- [Aim of the task]: Write out, word for word, the part of the thread on mixing speaker ohms starting with "I am running" and going on through "hotter than usual.".

- [Text section]:
━━━

# Mixing ohms question.



## tcarcio (Jun 27, 2007)

Would there be a problem with mixing speakers with different ohm ratings. Besides making sure the amp can handle it is there some other reason not to do this? The reason I ask is that I have a set of nice bookshelf speakers that are 8ohm and a set of 4ohm speakers that have an input and output so you can daisy chain speakers. I appreciate any advice.


----------



## tonyvdb (Sep 5, 2007)

It depends on the receiver in question, You would not only be reducing the Ohms down to as low as 2ohms but adding a high load if you want the same volume level as before. If its a high end receiver or your driving it with an external amp you could probably get away with it as long as you dont push it.


----------



## tcarcio (Jun 27, 2007)

I am running the ep2500 as I just use my reciever as a preamp. I think it would be more like 3ohms anyway or am I wrong about that? If I try it I will keep an eye on the amp to see if it's getting hotter than usual.


----------



## tonyvdb (Sep 5, 2007)

Even 4ohm speakers can dip down to below 3ohms Thats why THX Ultra 2 certification requires the receiver/amp to handle 3.2ohms.


----------



## tcarcio (Jun 27, 2007)

Got ya...:T


----------

━━━

[Annotated element entries]
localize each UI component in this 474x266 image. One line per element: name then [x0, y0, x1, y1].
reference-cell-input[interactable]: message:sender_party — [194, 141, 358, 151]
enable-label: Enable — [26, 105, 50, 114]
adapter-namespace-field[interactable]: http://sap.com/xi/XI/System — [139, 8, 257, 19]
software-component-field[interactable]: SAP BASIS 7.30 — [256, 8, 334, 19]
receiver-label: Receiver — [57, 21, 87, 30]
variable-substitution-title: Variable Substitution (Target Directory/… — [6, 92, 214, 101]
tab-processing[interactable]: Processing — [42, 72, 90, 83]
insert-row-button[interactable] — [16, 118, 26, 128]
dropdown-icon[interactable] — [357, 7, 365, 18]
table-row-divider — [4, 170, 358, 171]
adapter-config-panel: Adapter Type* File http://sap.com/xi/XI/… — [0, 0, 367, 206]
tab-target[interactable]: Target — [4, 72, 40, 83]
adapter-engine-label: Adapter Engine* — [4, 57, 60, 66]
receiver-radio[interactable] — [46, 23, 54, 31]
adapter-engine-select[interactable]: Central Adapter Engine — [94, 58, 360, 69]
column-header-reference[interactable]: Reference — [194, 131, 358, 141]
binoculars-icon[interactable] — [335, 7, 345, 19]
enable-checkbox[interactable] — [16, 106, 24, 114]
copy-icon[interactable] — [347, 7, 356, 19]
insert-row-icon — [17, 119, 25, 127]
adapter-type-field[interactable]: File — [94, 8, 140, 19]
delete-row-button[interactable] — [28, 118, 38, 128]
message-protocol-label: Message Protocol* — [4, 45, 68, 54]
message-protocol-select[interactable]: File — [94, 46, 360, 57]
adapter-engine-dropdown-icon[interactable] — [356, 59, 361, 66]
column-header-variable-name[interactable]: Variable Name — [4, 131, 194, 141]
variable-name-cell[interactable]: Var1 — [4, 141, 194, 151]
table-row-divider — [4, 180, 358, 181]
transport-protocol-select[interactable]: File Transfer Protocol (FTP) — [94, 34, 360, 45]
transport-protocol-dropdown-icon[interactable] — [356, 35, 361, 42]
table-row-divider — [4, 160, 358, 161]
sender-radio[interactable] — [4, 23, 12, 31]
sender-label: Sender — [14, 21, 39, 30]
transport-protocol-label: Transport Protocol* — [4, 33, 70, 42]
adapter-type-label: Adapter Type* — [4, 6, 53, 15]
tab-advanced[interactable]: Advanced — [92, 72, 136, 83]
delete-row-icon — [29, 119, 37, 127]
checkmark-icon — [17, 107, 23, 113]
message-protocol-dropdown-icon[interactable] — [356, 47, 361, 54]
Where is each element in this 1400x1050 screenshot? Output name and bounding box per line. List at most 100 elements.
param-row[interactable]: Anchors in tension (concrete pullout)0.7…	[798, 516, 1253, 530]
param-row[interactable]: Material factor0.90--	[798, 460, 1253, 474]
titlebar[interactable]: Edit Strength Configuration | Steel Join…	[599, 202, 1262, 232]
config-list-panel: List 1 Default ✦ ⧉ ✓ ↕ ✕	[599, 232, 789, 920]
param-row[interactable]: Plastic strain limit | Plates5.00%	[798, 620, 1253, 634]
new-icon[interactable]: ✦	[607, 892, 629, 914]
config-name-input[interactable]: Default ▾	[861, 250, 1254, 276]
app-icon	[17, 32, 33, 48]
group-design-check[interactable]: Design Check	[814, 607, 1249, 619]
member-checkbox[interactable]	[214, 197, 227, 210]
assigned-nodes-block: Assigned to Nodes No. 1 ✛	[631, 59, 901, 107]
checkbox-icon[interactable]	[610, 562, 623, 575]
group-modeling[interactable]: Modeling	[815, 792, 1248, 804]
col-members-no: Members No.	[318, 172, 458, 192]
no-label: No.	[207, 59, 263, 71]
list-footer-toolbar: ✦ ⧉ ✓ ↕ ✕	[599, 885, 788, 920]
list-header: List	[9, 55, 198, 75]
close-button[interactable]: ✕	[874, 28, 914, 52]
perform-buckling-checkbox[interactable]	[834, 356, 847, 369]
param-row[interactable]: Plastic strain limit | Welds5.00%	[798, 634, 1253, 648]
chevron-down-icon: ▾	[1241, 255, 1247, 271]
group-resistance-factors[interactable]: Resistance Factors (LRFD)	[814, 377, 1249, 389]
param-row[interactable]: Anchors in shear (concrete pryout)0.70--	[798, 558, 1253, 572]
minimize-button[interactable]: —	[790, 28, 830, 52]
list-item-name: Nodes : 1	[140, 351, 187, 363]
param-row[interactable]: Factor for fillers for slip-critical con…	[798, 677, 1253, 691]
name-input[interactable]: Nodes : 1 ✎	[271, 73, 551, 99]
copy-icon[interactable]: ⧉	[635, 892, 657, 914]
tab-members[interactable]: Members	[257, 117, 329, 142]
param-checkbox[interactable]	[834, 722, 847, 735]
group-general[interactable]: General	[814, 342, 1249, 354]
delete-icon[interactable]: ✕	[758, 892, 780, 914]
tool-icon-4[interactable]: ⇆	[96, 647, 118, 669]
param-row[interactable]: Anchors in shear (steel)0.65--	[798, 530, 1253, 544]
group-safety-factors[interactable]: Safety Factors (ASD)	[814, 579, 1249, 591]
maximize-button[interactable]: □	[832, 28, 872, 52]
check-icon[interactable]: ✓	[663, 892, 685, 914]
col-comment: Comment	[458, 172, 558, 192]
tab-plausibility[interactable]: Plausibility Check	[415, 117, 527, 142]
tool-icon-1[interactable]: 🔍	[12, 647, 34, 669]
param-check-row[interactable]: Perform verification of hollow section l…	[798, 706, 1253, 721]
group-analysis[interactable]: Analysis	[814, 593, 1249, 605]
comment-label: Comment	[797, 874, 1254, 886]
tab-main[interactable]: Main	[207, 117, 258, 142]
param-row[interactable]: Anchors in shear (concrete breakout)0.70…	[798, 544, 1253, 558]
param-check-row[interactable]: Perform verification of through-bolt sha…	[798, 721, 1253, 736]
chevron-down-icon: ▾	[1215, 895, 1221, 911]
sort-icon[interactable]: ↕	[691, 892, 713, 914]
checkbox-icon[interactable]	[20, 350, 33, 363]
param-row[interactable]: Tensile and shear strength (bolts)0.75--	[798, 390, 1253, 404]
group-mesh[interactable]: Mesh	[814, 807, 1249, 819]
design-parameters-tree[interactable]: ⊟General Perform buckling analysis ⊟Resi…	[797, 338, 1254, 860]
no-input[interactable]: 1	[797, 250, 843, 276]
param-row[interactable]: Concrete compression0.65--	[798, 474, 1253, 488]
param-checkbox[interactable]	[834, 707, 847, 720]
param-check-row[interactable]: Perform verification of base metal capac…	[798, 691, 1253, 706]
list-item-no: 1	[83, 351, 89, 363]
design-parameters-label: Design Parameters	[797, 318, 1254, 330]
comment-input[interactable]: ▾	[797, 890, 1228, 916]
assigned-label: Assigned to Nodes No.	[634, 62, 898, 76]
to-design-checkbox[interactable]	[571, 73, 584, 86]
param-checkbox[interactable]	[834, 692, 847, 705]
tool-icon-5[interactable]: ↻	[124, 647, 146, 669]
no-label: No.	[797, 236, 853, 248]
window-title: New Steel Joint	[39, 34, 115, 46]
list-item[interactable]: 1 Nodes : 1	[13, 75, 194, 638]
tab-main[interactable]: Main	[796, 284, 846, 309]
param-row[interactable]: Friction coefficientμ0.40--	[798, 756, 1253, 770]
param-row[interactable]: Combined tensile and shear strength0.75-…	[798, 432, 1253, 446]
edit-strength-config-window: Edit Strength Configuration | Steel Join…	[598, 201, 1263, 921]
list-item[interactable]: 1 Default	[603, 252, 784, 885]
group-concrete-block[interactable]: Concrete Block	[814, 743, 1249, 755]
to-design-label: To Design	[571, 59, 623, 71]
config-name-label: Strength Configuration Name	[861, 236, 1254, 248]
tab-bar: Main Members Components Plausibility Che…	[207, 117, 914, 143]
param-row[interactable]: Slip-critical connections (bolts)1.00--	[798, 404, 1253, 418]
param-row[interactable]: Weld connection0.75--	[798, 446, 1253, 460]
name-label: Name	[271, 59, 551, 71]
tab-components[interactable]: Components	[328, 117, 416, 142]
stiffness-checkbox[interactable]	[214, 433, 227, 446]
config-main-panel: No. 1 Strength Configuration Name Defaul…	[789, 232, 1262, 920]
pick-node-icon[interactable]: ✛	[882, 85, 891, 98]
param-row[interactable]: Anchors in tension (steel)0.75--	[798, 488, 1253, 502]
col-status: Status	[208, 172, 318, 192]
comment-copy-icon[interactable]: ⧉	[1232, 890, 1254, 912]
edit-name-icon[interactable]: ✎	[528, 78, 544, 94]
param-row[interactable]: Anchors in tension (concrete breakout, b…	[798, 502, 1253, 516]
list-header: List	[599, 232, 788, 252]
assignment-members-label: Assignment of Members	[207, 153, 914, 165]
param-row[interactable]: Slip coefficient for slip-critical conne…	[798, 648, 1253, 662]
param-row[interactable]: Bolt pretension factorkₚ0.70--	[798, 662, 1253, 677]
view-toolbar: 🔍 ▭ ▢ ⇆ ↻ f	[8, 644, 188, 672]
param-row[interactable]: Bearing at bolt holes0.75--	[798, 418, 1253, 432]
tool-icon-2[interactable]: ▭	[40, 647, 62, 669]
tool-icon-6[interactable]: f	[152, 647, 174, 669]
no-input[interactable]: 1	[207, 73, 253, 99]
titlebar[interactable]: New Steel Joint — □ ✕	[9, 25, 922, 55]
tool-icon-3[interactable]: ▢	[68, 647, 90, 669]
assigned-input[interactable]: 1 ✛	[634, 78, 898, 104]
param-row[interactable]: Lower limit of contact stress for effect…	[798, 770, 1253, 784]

━━━

- [Response to this exercise]:
I am running the ep2500 as I just use my reciever as a preamp. I think it would be more like 3ohms anyway or am I wrong about that? If I try it I will keep an eye on the amp to see if it's getting hotter than usual.